- **TASK BRIEF**
Reproduce every entry that follows word for word, but omit the images.

- **INFORMATION SHOWN**
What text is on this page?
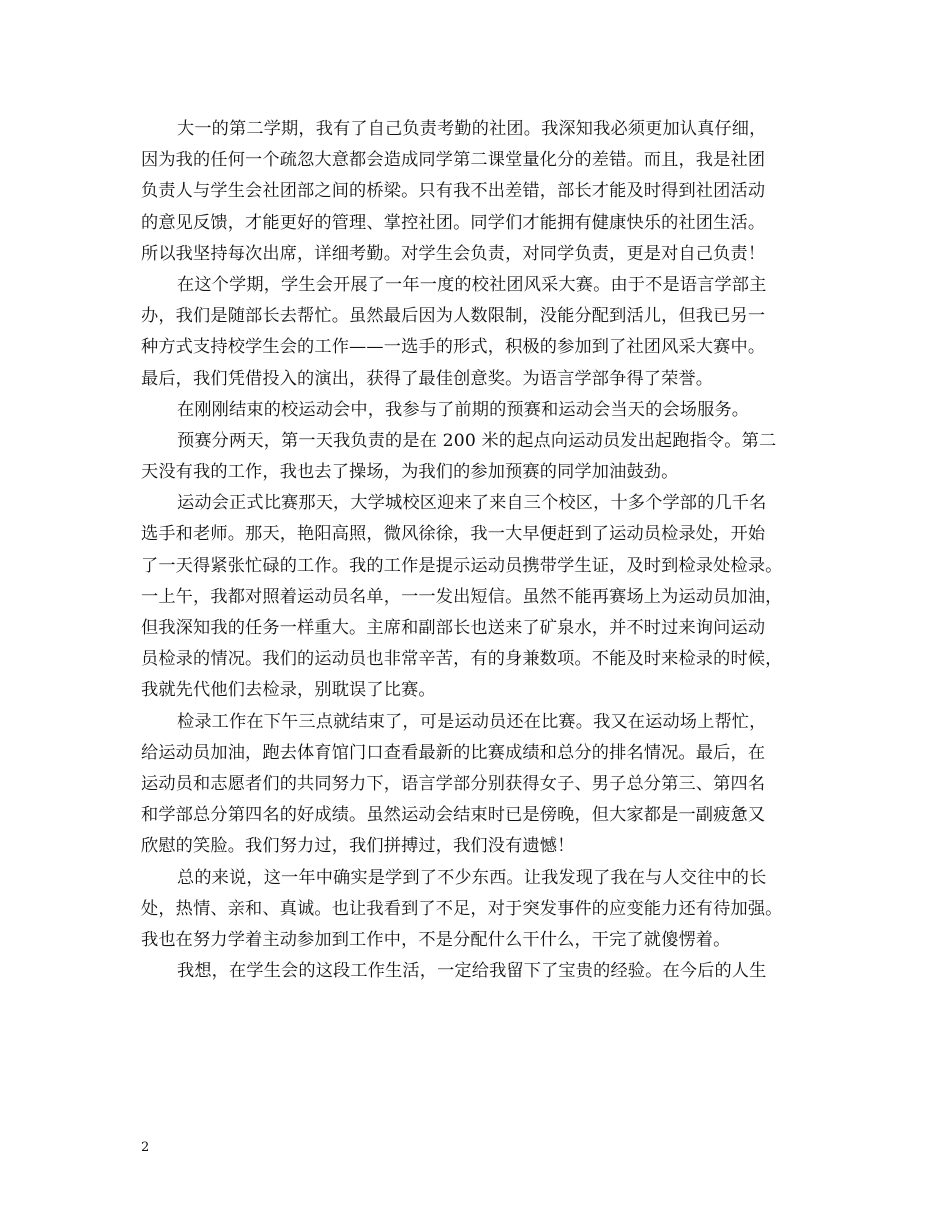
大一的第二学期，我有了自己负责考勤的社团。我深知我必须更加认真仔细，
因为我的任何一个疏忽大意都会造成同学第二课堂量化分的差错。而且，我是社团
负责人与学生会社团部之间的桥梁。只有我不出差错，部长才能及时得到社团活动
的意见反馈，才能更好的管理、掌控社团。同学们才能拥有健康快乐的社团生活。
所以我坚持每次出席，详细考勤。对学生会负责，对同学负责，更是对自己负责！
在这个学期，学生会开展了一年一度的校社团风采大赛。由于不是语言学部主
办，我们是随部长去帮忙。虽然最后因为人数限制，没能分配到活儿，但我已另一
种方式支持校学生会的工作——一选手的形式，积极的参加到了社团风采大赛中。
最后，我们凭借投入的演出，获得了最佳创意奖。为语言学部争得了荣誉。
在刚刚结束的校运动会中，我参与了前期的预赛和运动会当天的会场服务。
预赛分两天，第一天我负责的是在 200 米的起点向运动员发出起跑指令。第二
天没有我的工作，我也去了操场，为我们的参加预赛的同学加油鼓劲。
运动会正式比赛那天，大学城校区迎来了来自三个校区，十多个学部的几千名
选手和老师。那天，艳阳高照，微风徐徐，我一大早便赶到了运动员检录处，开始
了一天得紧张忙碌的工作。我的工作是提示运动员携带学生证，及时到检录处检录。
一上午，我都对照着运动员名单，一一发出短信。虽然不能再赛场上为运动员加油，
但我深知我的任务一样重大。主席和副部长也送来了矿泉水，并不时过来询问运动
员检录的情况。我们的运动员也非常辛苦，有的身兼数项。不能及时来检录的时候，
我就先代他们去检录，别耽误了比赛。
检录工作在下午三点就结束了，可是运动员还在比赛。我又在运动场上帮忙，
给运动员加油，跑去体育馆门口查看最新的比赛成绩和总分的排名情况。最后，在
运动员和志愿者们的共同努力下，语言学部分别获得女子、男子总分第三、第四名
和学部总分第四名的好成绩。虽然运动会结束时已是傍晚，但大家都是一副疲惫又
欣慰的笑脸。我们努力过，我们拼搏过，我们没有遗憾！
总的来说，这一年中确实是学到了不少东西。让我发现了我在与人交往中的长
处，热情、亲和、真诚。也让我看到了不足，对于突发事件的应变能力还有待加强。
我也在努力学着主动参加到工作中，不是分配什么干什么，干完了就傻愣着。
我想，在学生会的这段工作生活，一定给我留下了宝贵的经验。在今后的人生
2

- **COMPLETED EXERCISE**
What text is on this page?
大一的第二学期，我有了自己负责考勤的社团。我深知我必须更加认真仔细，
因为我的任何一个疏忽大意都会造成同学第二课堂量化分的差错。而且，我是社团
负责人与学生会社团部之间的桥梁。只有我不出差错，部长才能及时得到社团活动
的意见反馈，才能更好的管理、掌控社团。同学们才能拥有健康快乐的社团生活。
所以我坚持每次出席，详细考勤。对学生会负责，对同学负责，更是对自己负责！
在这个学期，学生会开展了一年一度的校社团风采大赛。由于不是语言学部主
办，我们是随部长去帮忙。虽然最后因为人数限制，没能分配到活儿，但我已另一
种方式支持校学生会的工作——一选手的形式，积极的参加到了社团风采大赛中。
最后，我们凭借投入的演出，获得了最佳创意奖。为语言学部争得了荣誉。
在刚刚结束的校运动会中，我参与了前期的预赛和运动会当天的会场服务。
预赛分两天，第一天我负责的是在 200 米的起点向运动员发出起跑指令。第二
天没有我的工作，我也去了操场，为我们的参加预赛的同学加油鼓劲。
运动会正式比赛那天，大学城校区迎来了来自三个校区，十多个学部的几千名
选手和老师。那天，艳阳高照，微风徐徐，我一大早便赶到了运动员检录处，开始
了一天得紧张忙碌的工作。我的工作是提示运动员携带学生证，及时到检录处检录。
一上午，我都对照着运动员名单，一一发出短信。虽然不能再赛场上为运动员加油，
但我深知我的任务一样重大。主席和副部长也送来了矿泉水，并不时过来询问运动
员检录的情况。我们的运动员也非常辛苦，有的身兼数项。不能及时来检录的时候，
我就先代他们去检录，别耽误了比赛。
检录工作在下午三点就结束了，可是运动员还在比赛。我又在运动场上帮忙，
给运动员加油，跑去体育馆门口查看最新的比赛成绩和总分的排名情况。最后，在
运动员和志愿者们的共同努力下，语言学部分别获得女子、男子总分第三、第四名
和学部总分第四名的好成绩。虽然运动会结束时已是傍晚，但大家都是一副疲惫又
欣慰的笑脸。我们努力过，我们拼搏过，我们没有遗憾！
总的来说，这一年中确实是学到了不少东西。让我发现了我在与人交往中的长
处，热情、亲和、真诚。也让我看到了不足，对于突发事件的应变能力还有待加强。
我也在努力学着主动参加到工作中，不是分配什么干什么，干完了就傻愣着。
我想，在学生会的这段工作生活，一定给我留下了宝贵的经验。在今后的人生
2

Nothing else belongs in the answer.